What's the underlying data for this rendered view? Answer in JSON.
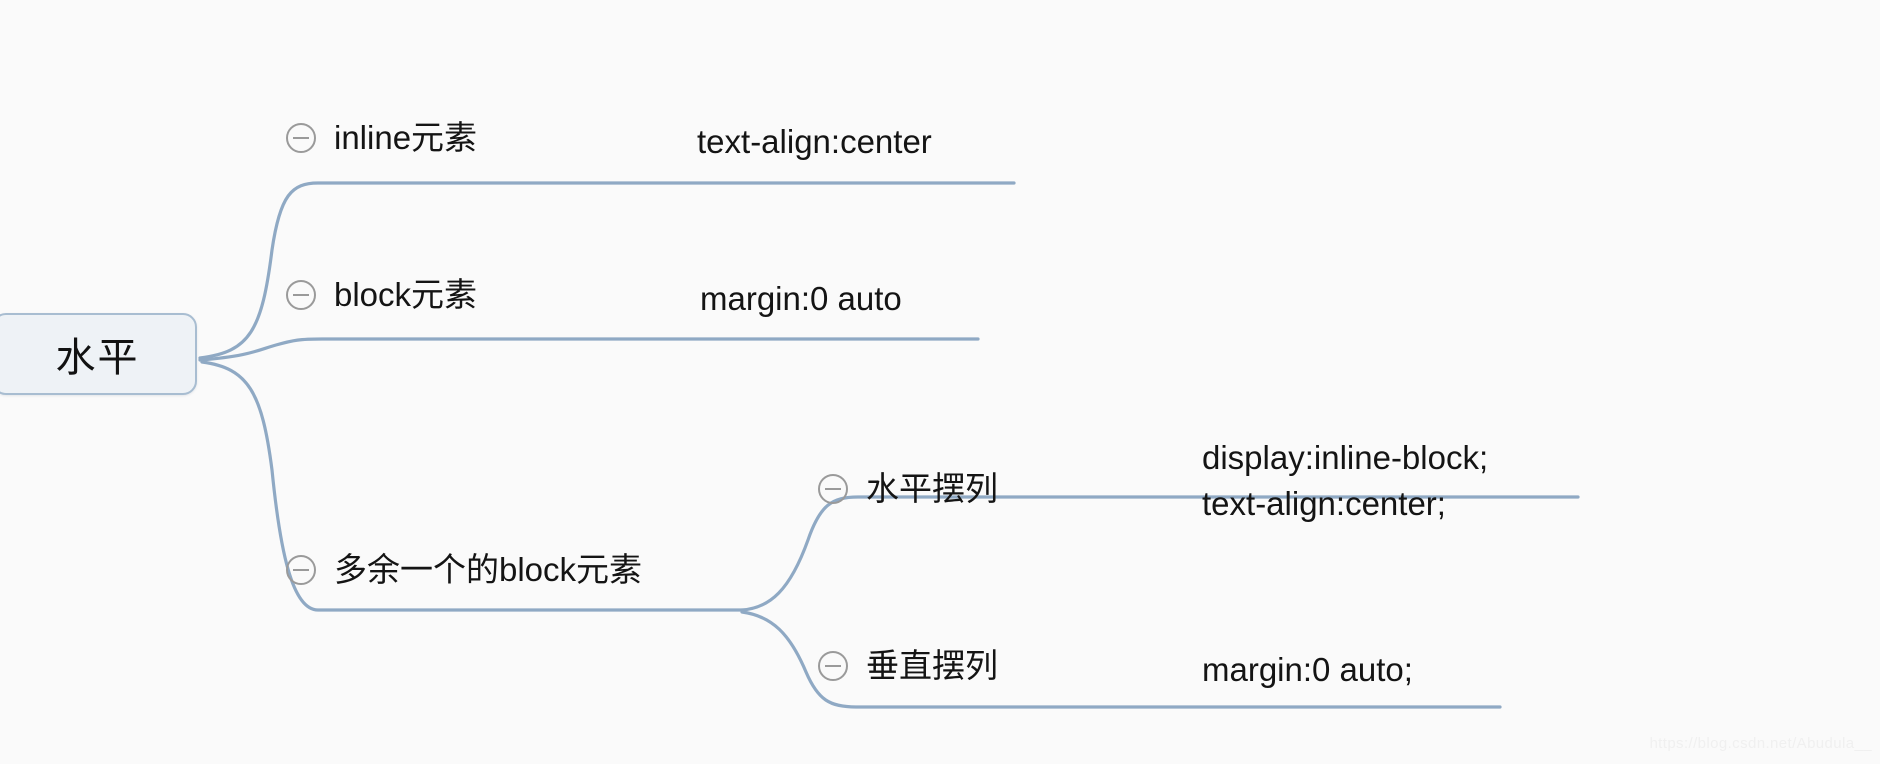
{
  "diagram": {
    "type": "mindmap",
    "background_color": "#fafafa",
    "link_color": "#8fa9c4",
    "root": {
      "label": "水平",
      "fill_color": "#eef2f6",
      "border_color": "#a8bdd1"
    },
    "branches": [
      {
        "id": "inline",
        "toggle": "collapse-icon",
        "label": "inline元素",
        "value": "text-align:center"
      },
      {
        "id": "block",
        "toggle": "collapse-icon",
        "label": "block元素",
        "value": "margin:0 auto"
      },
      {
        "id": "multi-block",
        "toggle": "collapse-icon",
        "label": "多余一个的block元素",
        "children": [
          {
            "id": "horizontal",
            "toggle": "collapse-icon",
            "label": "水平摆列",
            "value_lines": [
              "display:inline-block;",
              "text-align:center;"
            ]
          },
          {
            "id": "vertical",
            "toggle": "collapse-icon",
            "label": "垂直摆列",
            "value_lines": [
              "margin:0 auto;"
            ]
          }
        ]
      }
    ]
  },
  "watermark": {
    "text": "https://blog.csdn.net/Abudula__"
  }
}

━━━━━━━━

**DIRECTIVE:**
All of the material above is to be copied exactly, except for its images.

**ANSWER TO THIS EXERCISE:**
What's the underlying data for this rendered view? Answer in JSON.
{
  "diagram": {
    "type": "mindmap",
    "background_color": "#fafafa",
    "link_color": "#8fa9c4",
    "root": {
      "label": "水平",
      "fill_color": "#eef2f6",
      "border_color": "#a8bdd1"
    },
    "branches": [
      {
        "id": "inline",
        "toggle": "collapse-icon",
        "label": "inline元素",
        "value": "text-align:center"
      },
      {
        "id": "block",
        "toggle": "collapse-icon",
        "label": "block元素",
        "value": "margin:0 auto"
      },
      {
        "id": "multi-block",
        "toggle": "collapse-icon",
        "label": "多余一个的block元素",
        "children": [
          {
            "id": "horizontal",
            "toggle": "collapse-icon",
            "label": "水平摆列",
            "value_lines": [
              "display:inline-block;",
              "text-align:center;"
            ]
          },
          {
            "id": "vertical",
            "toggle": "collapse-icon",
            "label": "垂直摆列",
            "value_lines": [
              "margin:0 auto;"
            ]
          }
        ]
      }
    ]
  },
  "watermark": {
    "text": "https://blog.csdn.net/Abudula__"
  }
}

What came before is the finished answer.